* _Written exercise_: List all lines in the material below that contain "Enrolment".

* _Input_:
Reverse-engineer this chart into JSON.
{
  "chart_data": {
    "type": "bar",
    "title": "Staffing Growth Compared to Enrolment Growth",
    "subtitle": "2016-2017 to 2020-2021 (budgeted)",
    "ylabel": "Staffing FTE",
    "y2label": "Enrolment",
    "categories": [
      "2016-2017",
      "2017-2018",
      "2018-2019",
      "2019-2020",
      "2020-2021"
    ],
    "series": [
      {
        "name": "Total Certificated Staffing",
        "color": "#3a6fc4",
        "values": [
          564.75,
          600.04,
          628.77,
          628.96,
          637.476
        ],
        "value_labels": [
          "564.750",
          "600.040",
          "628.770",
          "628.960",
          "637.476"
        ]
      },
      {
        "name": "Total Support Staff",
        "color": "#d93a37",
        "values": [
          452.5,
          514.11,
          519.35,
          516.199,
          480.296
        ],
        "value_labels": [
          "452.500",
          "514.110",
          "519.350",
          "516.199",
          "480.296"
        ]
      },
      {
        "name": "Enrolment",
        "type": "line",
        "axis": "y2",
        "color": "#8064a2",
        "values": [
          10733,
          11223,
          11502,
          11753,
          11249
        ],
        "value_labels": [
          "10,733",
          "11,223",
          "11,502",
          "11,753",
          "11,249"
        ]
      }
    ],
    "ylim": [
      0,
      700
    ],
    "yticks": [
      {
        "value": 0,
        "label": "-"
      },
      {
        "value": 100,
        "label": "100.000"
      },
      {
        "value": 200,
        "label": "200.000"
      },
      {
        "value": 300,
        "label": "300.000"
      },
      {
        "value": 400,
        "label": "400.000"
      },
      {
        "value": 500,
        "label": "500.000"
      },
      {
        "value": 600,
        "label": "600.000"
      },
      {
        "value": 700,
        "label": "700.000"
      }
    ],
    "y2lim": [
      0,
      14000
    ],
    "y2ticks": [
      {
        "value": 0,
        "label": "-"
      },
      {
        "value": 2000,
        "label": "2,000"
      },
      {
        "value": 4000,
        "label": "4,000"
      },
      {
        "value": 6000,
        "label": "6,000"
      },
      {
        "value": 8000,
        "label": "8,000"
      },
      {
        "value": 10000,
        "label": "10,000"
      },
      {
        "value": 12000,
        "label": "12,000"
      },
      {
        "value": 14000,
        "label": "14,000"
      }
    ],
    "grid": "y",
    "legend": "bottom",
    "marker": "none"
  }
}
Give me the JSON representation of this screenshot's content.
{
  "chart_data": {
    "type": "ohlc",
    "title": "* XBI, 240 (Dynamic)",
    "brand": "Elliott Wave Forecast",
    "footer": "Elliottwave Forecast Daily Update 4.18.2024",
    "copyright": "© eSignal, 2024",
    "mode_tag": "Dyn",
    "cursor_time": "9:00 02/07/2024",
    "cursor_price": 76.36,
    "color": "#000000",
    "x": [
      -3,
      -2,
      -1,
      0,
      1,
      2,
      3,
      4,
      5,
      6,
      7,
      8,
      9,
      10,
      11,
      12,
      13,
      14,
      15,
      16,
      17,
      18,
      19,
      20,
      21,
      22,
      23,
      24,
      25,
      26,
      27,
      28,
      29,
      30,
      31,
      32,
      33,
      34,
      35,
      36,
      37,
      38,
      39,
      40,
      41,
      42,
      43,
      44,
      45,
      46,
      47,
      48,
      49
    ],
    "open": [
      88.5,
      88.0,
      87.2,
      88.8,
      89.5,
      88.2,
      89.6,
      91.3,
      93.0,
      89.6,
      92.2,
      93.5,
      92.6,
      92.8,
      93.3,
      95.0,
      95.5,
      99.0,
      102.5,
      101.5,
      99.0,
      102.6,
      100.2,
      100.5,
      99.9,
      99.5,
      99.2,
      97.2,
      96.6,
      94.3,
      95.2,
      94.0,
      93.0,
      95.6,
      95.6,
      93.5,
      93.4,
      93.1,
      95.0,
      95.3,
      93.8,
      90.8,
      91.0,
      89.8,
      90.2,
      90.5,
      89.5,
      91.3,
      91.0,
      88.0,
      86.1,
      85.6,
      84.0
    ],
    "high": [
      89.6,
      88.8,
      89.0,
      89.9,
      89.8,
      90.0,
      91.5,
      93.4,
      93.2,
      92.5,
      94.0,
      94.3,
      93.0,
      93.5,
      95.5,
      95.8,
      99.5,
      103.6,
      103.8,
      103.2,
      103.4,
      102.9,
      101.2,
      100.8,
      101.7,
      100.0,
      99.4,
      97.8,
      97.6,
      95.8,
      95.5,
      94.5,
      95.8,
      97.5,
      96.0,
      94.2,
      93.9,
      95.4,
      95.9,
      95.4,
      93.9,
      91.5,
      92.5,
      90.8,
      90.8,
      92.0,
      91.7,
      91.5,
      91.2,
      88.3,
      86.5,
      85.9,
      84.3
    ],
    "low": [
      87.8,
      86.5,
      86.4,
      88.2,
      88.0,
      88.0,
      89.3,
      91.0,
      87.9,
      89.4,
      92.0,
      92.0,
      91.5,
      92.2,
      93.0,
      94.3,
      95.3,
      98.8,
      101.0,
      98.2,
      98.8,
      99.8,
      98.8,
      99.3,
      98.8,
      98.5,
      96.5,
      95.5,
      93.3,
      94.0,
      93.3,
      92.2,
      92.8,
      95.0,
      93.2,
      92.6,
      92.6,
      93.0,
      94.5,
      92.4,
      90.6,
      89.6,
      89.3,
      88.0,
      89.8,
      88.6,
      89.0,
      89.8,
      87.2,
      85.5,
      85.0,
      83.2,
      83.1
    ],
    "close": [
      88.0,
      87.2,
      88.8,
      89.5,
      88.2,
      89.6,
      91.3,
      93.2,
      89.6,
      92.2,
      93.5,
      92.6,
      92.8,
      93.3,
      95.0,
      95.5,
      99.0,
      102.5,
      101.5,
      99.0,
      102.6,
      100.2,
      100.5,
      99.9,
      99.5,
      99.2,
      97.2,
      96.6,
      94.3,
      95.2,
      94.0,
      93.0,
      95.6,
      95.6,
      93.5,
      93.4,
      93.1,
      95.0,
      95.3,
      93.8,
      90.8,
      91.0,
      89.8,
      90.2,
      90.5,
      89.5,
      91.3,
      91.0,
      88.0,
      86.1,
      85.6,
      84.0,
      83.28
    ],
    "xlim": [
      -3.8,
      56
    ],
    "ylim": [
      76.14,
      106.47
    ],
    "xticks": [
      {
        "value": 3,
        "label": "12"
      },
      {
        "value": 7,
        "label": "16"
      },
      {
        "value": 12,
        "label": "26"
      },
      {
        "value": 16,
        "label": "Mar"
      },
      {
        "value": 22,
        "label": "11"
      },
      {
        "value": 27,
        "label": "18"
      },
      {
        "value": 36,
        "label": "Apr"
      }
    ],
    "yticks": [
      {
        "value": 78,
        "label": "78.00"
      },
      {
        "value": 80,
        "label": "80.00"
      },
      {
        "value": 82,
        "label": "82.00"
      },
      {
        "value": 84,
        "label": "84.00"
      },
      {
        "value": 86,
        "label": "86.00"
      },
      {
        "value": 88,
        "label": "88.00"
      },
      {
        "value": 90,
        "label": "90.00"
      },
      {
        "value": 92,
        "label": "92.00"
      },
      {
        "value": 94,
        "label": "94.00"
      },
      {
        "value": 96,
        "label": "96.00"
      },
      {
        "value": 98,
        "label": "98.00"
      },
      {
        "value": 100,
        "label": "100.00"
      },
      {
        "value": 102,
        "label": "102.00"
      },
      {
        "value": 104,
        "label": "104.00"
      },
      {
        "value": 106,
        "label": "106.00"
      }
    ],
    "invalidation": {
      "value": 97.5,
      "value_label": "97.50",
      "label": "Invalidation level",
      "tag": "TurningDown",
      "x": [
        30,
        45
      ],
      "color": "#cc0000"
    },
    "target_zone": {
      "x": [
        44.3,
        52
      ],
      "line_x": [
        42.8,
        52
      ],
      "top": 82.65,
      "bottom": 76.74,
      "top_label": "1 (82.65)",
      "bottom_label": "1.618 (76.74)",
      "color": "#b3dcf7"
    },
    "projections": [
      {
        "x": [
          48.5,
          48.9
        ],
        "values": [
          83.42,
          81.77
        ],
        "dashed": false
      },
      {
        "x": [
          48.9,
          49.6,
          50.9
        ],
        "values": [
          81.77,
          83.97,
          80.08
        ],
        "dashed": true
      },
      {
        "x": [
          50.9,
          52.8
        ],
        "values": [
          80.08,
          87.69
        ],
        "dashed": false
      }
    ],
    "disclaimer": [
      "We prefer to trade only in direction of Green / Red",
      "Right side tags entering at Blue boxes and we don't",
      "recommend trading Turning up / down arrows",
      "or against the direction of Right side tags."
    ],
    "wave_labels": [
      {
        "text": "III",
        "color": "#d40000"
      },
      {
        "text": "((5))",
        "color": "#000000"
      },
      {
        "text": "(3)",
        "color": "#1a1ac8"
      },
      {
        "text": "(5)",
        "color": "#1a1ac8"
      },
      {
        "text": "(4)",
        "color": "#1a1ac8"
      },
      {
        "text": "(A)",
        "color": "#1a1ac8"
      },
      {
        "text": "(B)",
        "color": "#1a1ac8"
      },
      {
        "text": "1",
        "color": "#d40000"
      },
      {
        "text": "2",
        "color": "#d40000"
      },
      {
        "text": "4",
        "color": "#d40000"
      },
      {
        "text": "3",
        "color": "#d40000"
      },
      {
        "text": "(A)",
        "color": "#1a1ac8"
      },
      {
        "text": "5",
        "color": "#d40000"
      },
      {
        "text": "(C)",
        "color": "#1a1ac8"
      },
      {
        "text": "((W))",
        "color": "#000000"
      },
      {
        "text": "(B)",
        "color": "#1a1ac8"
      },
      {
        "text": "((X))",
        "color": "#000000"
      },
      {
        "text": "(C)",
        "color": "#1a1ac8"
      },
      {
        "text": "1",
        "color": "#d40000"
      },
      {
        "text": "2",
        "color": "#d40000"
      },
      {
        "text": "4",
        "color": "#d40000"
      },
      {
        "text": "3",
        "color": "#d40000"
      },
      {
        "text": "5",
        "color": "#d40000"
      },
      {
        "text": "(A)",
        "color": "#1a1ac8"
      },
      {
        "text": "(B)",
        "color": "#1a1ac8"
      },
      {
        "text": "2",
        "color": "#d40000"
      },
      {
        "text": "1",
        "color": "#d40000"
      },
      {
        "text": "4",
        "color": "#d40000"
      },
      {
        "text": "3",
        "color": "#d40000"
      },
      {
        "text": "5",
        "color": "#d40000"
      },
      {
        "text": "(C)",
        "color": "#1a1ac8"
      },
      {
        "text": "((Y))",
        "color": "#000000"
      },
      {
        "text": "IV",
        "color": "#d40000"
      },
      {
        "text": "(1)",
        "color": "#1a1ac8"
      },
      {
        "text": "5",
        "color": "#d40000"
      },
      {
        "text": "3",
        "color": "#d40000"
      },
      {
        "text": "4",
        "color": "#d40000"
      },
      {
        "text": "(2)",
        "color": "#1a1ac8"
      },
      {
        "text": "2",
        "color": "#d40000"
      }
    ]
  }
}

* _Output of the exercise_:
    "title": "Staffing Growth Compared to Enrolment Growth",
    "y2label": "Enrolment",
        "name": "Enrolment",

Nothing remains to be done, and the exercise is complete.